▶ _TASK DATA_:
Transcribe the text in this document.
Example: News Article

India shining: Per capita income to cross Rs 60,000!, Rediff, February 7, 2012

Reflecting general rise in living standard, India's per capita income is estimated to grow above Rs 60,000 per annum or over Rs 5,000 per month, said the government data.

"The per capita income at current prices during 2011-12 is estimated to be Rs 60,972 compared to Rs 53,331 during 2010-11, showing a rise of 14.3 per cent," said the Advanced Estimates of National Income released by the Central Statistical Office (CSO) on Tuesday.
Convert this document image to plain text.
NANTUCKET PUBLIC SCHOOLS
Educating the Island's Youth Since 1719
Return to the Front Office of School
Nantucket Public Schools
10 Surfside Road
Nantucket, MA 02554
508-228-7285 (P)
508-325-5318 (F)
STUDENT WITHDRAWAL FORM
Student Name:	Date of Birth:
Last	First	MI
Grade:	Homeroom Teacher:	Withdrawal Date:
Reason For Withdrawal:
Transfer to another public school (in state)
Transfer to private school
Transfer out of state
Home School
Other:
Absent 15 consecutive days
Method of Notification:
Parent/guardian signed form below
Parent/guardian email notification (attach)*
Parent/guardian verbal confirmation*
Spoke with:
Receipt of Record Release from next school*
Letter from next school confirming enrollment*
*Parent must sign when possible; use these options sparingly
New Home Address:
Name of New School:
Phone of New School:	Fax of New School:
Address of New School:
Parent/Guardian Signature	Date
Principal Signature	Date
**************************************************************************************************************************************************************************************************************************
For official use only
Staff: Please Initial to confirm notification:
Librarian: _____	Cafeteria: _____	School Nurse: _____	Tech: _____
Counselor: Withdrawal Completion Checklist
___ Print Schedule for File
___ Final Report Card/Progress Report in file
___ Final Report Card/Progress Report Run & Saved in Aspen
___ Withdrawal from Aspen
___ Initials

▶ _OBJECTIVE_:
Set down the listing above in full, please, exactly as it appears.

▶ _WRITTEN ANSWER_:
Transcribe the text in this document.
Example: News Article

India shining: Per capita income to cross Rs 60,000!, Rediff, February 7, 2012

Reflecting general rise in living standard, India's per capita income is estimated to grow above Rs 60,000 per annum or over Rs 5,000 per month, said the government data.

"The per capita income at current prices during 2011-12 is estimated to be Rs 60,972 compared to Rs 53,331 during 2010-11, showing a rise of 14.3 per cent," said the Advanced Estimates of National Income released by the Central Statistical Office (CSO) on Tuesday.
Convert this document image to plain text.
NANTUCKET PUBLIC SCHOOLS
Educating the Island's Youth Since 1719
Return to the Front Office of School
Nantucket Public Schools
10 Surfside Road
Nantucket, MA 02554
508-228-7285 (P)
508-325-5318 (F)
STUDENT WITHDRAWAL FORM
Student Name:	Date of Birth:
Last	First	MI
Grade:	Homeroom Teacher:	Withdrawal Date:
Reason For Withdrawal:
Transfer to another public school (in state)
Transfer to private school
Transfer out of state
Home School
Other:
Absent 15 consecutive days
Method of Notification:
Parent/guardian signed form below
Parent/guardian email notification (attach)*
Parent/guardian verbal confirmation*
Spoke with:
Receipt of Record Release from next school*
Letter from next school confirming enrollment*
*Parent must sign when possible; use these options sparingly
New Home Address:
Name of New School:
Phone of New School:	Fax of New School:
Address of New School:
Parent/Guardian Signature	Date
Principal Signature	Date
**************************************************************************************************************************************************************************************************************************
For official use only
Staff: Please Initial to confirm notification:
Librarian: _____	Cafeteria: _____	School Nurse: _____	Tech: _____
Counselor: Withdrawal Completion Checklist
___ Print Schedule for File
___ Final Report Card/Progress Report in file
___ Final Report Card/Progress Report Run & Saved in Aspen
___ Withdrawal from Aspen
___ Initials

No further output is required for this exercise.